### Source records
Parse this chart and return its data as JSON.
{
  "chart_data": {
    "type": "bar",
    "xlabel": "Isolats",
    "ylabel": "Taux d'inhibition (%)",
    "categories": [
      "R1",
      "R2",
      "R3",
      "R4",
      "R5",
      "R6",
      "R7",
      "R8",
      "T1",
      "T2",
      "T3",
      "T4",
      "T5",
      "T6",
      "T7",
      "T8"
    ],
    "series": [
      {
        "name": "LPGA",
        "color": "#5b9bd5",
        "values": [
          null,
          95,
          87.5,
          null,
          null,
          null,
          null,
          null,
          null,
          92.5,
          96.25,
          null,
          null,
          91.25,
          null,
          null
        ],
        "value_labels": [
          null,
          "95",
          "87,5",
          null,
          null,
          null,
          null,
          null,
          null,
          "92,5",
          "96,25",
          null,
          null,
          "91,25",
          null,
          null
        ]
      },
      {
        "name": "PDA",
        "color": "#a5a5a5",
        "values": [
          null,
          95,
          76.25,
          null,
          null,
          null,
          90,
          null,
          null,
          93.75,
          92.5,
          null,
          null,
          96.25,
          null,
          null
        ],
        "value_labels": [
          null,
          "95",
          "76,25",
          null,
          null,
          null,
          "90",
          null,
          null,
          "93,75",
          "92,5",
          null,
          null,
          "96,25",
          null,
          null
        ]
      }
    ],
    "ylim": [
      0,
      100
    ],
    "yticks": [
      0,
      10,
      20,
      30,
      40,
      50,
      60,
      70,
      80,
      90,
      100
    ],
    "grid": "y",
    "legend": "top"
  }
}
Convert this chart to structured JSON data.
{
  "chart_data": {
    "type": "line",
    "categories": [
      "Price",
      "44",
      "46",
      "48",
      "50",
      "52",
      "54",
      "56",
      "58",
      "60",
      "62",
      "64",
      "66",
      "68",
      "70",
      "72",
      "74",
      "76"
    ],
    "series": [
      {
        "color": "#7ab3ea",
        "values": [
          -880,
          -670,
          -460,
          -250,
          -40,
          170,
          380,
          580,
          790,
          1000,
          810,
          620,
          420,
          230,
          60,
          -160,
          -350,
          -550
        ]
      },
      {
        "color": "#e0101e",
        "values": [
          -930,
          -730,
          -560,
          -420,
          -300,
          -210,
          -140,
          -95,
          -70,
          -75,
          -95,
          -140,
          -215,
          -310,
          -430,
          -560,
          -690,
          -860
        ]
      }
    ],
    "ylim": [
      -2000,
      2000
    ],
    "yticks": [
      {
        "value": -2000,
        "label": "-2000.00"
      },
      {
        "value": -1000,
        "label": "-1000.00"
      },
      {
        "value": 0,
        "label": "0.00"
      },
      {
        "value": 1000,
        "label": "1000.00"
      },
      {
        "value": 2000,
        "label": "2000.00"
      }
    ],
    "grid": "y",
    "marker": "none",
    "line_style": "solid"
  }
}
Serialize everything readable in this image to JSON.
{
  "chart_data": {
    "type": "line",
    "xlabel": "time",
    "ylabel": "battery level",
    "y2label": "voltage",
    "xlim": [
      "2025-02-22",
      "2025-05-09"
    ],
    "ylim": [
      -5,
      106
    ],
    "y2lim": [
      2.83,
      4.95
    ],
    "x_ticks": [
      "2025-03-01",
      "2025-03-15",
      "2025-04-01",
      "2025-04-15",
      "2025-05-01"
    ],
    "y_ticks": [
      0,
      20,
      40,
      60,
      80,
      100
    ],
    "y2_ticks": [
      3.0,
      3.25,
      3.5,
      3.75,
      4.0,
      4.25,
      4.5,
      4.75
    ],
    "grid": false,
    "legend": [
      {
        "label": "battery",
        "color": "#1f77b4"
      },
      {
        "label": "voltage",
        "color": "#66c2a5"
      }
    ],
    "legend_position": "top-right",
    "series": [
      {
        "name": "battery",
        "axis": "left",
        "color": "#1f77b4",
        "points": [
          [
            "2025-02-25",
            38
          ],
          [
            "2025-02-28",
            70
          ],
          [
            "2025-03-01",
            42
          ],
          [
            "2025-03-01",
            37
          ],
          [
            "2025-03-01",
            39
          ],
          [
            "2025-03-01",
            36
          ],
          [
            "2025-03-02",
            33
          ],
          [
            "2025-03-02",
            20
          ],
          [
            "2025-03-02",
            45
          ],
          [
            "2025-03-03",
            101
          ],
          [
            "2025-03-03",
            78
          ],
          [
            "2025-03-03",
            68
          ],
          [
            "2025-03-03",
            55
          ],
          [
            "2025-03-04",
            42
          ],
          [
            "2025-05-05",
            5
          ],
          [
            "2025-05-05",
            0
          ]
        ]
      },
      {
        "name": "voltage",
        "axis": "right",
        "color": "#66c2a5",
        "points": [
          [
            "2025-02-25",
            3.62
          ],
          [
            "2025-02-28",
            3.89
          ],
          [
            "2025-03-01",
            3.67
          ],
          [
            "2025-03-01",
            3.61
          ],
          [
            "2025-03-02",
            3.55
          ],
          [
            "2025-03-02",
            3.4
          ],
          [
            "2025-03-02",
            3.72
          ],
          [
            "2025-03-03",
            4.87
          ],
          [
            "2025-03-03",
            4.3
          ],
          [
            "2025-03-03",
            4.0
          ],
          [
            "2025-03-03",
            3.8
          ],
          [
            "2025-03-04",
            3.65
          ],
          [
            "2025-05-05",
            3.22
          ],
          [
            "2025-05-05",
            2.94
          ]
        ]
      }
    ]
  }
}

### Your objective
Go through the records. Copy each line where "color" appears.

### The response
        "color": "#5b9bd5",
        "color": "#a5a5a5",
        "color": "#7ab3ea",
        "color": "#e0101e",
        "color": "#1f77b4"
        "color": "#66c2a5"
        "color": "#1f77b4",
        "color": "#66c2a5",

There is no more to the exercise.